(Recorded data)
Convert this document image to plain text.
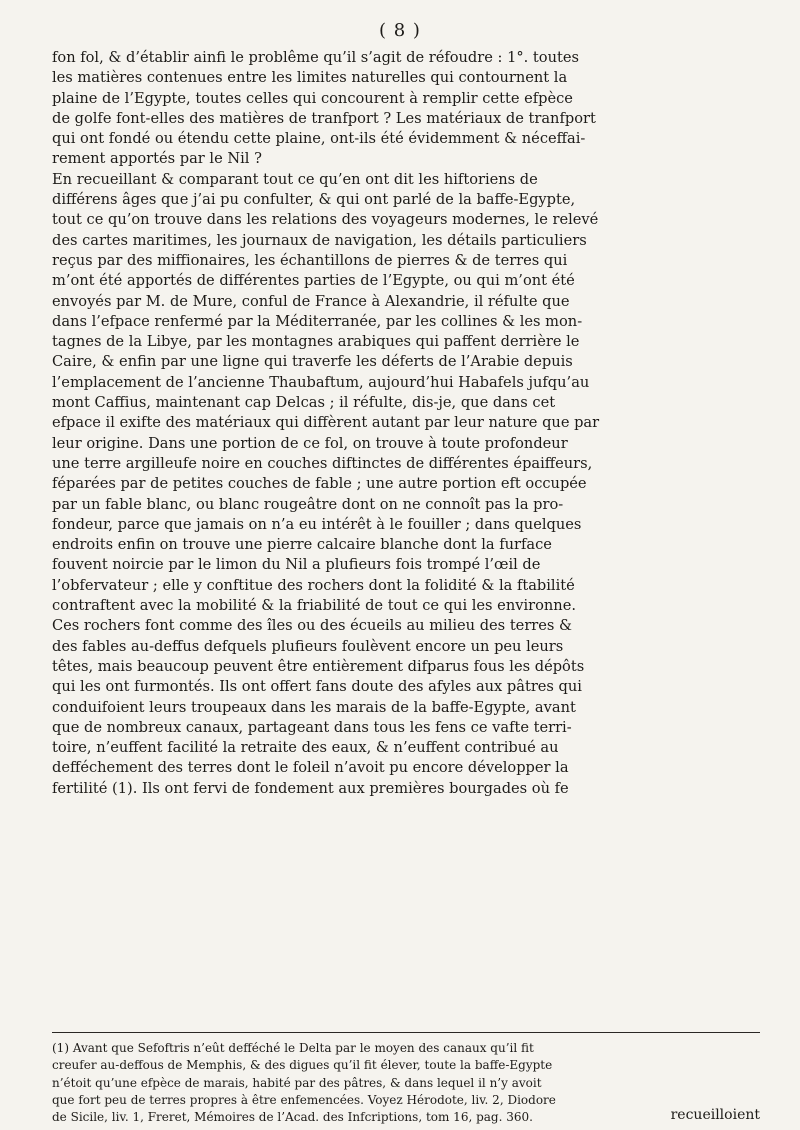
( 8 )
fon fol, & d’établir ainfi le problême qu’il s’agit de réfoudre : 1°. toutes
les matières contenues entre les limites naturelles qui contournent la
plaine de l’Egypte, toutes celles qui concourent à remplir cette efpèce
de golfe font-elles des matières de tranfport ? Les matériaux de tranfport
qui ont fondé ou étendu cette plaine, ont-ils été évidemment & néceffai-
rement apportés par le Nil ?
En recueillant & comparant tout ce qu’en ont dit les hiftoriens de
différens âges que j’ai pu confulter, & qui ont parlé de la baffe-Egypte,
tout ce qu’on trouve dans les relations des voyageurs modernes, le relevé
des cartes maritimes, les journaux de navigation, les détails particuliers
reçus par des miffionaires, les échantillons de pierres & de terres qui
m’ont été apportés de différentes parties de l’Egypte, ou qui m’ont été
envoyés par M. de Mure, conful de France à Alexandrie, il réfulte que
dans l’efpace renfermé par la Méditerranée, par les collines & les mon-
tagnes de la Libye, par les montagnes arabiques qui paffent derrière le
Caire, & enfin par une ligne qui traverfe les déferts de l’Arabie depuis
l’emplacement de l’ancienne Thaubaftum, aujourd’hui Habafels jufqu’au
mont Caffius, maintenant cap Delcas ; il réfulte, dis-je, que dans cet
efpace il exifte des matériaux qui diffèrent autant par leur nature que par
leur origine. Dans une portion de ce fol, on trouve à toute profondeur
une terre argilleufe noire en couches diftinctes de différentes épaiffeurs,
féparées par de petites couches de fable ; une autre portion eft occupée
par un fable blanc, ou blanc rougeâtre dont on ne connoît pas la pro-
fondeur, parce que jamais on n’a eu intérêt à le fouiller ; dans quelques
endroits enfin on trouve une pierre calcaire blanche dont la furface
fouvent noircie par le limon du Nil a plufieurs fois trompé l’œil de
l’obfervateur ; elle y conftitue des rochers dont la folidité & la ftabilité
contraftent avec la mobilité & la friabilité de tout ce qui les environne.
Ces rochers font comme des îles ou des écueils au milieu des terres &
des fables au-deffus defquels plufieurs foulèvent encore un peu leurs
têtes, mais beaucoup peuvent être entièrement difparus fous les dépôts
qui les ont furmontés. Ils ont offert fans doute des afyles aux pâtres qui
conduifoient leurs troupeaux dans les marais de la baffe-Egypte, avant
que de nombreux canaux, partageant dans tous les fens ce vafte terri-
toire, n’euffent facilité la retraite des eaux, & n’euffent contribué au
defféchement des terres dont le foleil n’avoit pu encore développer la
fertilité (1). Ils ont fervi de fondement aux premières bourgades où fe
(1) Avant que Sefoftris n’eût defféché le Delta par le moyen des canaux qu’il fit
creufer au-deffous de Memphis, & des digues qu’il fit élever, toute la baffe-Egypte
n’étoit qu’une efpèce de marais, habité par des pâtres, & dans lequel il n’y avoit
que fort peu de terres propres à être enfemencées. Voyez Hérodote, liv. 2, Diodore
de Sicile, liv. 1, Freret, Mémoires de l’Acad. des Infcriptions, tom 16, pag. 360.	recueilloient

...

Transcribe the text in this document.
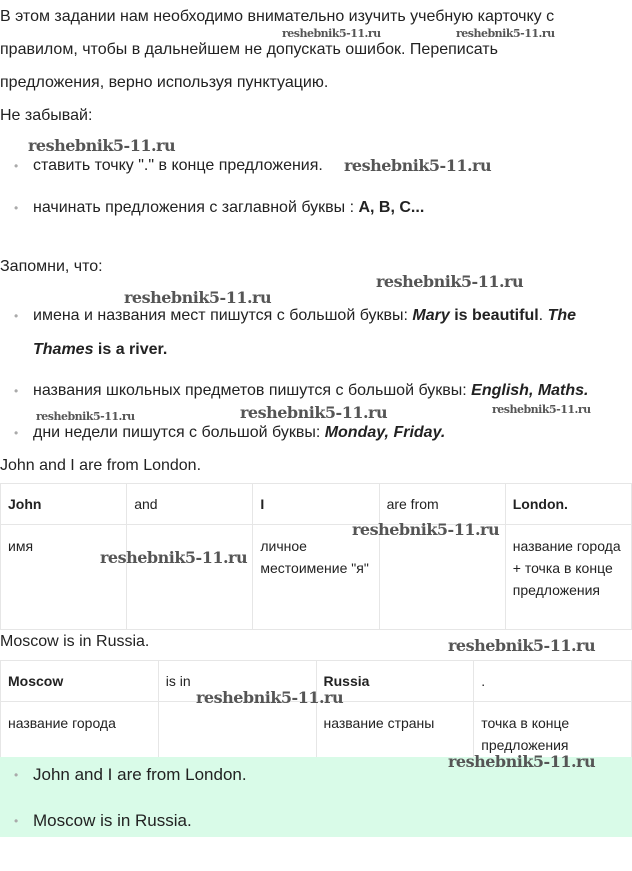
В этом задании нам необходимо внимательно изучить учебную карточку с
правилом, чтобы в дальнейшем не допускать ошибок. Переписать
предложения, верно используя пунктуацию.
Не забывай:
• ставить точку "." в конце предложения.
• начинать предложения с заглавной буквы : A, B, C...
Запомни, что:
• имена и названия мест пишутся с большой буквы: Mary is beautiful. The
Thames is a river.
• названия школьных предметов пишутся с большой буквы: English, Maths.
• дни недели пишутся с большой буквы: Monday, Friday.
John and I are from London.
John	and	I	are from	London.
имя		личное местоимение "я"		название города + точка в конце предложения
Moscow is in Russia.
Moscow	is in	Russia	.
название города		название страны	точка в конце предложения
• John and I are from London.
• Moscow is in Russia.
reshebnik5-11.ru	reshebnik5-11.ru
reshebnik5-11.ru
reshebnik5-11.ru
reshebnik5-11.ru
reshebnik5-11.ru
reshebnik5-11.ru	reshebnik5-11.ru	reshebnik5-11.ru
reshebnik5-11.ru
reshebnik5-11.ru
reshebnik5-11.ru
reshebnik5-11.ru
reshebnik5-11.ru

--

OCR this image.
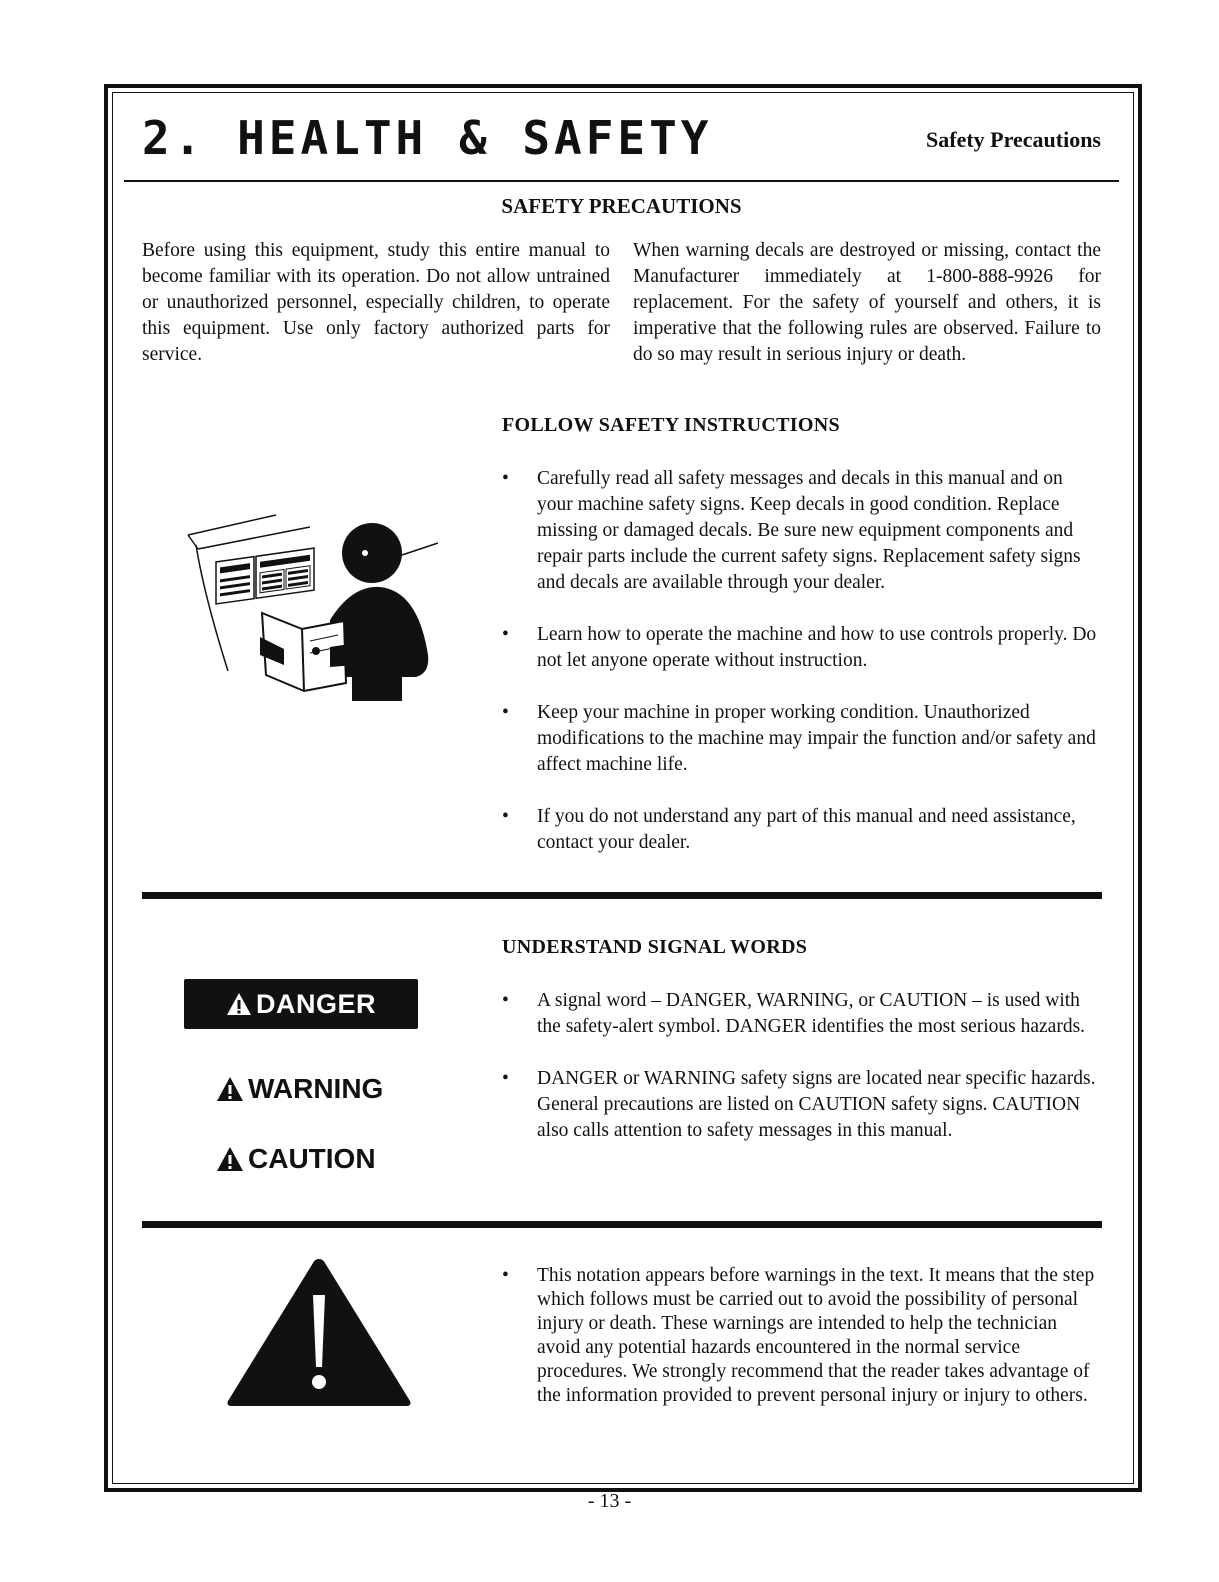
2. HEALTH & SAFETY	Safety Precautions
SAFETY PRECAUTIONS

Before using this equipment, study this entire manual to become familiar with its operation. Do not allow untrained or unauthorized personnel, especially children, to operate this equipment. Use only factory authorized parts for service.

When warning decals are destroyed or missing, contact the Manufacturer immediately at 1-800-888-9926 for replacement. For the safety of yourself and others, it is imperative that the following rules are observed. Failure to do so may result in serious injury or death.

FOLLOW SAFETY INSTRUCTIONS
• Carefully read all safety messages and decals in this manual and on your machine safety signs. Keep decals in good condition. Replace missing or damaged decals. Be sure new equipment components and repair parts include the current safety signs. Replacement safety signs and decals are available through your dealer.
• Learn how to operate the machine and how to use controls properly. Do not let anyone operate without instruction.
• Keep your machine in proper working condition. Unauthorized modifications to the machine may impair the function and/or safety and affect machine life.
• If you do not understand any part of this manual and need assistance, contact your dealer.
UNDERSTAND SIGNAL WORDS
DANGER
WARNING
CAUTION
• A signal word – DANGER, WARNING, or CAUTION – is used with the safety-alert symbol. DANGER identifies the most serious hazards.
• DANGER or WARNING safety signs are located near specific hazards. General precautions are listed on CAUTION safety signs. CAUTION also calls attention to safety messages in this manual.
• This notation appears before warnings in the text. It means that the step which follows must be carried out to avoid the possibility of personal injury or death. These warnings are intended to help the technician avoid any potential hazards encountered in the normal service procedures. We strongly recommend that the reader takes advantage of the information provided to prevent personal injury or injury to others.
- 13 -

» **Aim**
Check every line of the entries above for the word "rochers" and report how many lines contain it, giving the number only.

» **Exercise solution**
2